# Help me in Building a Download Rig



## vineetrocks2005 (Jul 21, 2010)

Hi...

I want to build a download rig, just for downloading stuff. I can spent upto 9K on this rig. No Keyboard/Mouse, Monitor, UPS, DVD Drive etc. Needed. Please suggest me a configuration. Intel Atom or AMD will do. I also want a Wifi Receiver included in the config.

Thank You


----------



## coderunknown (Jul 21, 2010)

Processor: Sempron 140 2.7GHz @ 1.8k
Motherboard: Biostar TA785G G3 @ 3.7k
Ram: 1Gb DDR3 from Hynix/Kingston @ 1.8k
Hard Drive: WD Green 500Gb: 1.9k
Cabinet: cheap cabby from Zebronics with bundled PSU: 1k

Total: 10.2k. else get the DDR2 mobo + 1Gb DDR2. but will be hard to get for below 9.5k. i suggesting that G3 cause it supports ACC. so you may try unlocking the 2nd core on the sempron. 2nd option for mobo is Gigabyte 740G based motherboard, AM3 for 2.5k.


----------



## SlashDK (Jul 21, 2010)

Processor : Intel Atom D410PT (single core 1.66GHz) @ 3k
Motherboard : included with processor
RAM : 1 GB DDR3 Kingston 1333MHz value RAM @ 2k
HDD : WD Caviar Blue 500GB @ 2k
Cabinet : Zebronics Anna with SMPS @ 1.5k
Total: 8.5k

---------- Post added at 06:49 PM ---------- Previous post was at 06:48 PM ----------

Add a wifi card for 0.5k


----------



## vineetrocks2005 (Jul 21, 2010)

@Cybertonic: Thanks for the config. As such I don't know much about Intel Atom Processors, the only thing I know is that they are low powered and cheap, I don't know anything about its performance, how is it as compared to the AMD config given above ?


----------



## Jaskanwar Singh (Jul 21, 2010)

Athlon II X2 240 2.8GHz @ 2.8k
Biostar A780L3 @ 2.7k
1Gb DDR3 1333MHz @ 1.8k
Samsung 500GB sata @ 1.9k
Zebronics cabinet with psu @ 1k

Total - 10.2k


----------



## vineetrocks2005 (Jul 21, 2010)

Thanks Jaskanwar for your config, but I think it will overshoot my budget. I think AMD Sempron and 1GB DDR2 RAM is enough for me...what say ?


----------



## Jaskanwar Singh (Jul 21, 2010)

ok ..that will be fine


----------



## SlashDK (Jul 21, 2010)

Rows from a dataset
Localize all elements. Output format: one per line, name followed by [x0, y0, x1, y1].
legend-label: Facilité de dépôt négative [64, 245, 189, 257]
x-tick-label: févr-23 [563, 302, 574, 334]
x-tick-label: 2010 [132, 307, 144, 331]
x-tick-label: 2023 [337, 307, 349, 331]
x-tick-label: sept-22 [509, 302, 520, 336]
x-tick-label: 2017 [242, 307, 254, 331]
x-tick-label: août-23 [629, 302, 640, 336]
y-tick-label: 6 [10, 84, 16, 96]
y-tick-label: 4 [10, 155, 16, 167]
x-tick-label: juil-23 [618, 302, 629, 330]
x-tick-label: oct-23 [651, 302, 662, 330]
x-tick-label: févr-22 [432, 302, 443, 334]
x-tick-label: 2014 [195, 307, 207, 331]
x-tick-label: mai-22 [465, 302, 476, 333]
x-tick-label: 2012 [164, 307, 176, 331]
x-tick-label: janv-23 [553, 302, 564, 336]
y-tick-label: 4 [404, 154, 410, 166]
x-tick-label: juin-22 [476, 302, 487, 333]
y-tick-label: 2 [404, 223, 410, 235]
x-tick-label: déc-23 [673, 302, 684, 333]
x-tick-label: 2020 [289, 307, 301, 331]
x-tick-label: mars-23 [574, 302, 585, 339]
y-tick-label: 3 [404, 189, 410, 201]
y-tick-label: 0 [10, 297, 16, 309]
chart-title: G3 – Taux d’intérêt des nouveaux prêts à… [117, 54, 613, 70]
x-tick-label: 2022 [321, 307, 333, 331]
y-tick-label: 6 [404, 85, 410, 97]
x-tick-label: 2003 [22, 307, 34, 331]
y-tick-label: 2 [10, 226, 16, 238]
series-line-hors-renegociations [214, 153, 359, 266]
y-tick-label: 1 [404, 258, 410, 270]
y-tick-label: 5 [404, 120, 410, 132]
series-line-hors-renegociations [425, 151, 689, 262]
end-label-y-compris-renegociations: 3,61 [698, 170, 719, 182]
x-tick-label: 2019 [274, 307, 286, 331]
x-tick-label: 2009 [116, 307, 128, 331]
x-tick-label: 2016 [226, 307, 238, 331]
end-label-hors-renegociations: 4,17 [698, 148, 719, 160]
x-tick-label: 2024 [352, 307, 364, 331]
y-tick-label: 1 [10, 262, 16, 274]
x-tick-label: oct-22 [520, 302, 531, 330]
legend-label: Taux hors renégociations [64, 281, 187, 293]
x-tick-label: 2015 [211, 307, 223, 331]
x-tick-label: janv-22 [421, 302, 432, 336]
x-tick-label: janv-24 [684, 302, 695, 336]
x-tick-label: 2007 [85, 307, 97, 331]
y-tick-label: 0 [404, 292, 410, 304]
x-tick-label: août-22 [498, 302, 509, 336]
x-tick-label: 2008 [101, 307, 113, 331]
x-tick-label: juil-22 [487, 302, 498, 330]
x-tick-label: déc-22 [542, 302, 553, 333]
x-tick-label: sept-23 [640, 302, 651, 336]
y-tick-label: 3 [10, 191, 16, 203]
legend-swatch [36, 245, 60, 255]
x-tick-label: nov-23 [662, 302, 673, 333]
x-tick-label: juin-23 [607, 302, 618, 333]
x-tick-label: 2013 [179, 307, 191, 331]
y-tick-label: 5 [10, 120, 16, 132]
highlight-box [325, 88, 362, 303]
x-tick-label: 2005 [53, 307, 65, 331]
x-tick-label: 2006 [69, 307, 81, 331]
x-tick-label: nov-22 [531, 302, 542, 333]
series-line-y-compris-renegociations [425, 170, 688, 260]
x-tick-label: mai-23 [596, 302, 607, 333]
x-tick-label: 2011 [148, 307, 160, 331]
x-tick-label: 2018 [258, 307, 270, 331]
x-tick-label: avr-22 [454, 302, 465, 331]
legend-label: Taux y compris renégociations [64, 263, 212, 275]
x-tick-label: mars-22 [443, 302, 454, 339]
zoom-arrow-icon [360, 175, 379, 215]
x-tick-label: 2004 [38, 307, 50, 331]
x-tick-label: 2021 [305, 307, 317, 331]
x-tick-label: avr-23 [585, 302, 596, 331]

**Challenges:**
**A)** Name each hard drive recommended in the download rig thread, with its listed price.
**B)** In the download rig thread, what reason does coderunknown give for suggesting the G3 motherboard?
**C)** Turn the download rig thread's paragraph beginning "Total: 10.2k. else get the DDR2 mobo" into a short bulleted list that keeps its main facts.

**Answers provided:**
**A)**
- WD Green 500Gb: 1.9k
- WD Caviar Blue 500GB: 2k
- Samsung 500GB sata: 1.9k

**B)** It supports ACC, so the second core on the Sempron might be unlockable.

**C)**
- The suggested build totals 10.2k.
- A DDR2 motherboard with 1Gb DDR2 is an alternative, but it would be hard to get below 9.5k.
- The G3 board is recommended because it supports ACC, which may allow unlocking the Sempron's second core.
- A second motherboard option is a Gigabyte 740G-based AM3 board for 2.5k.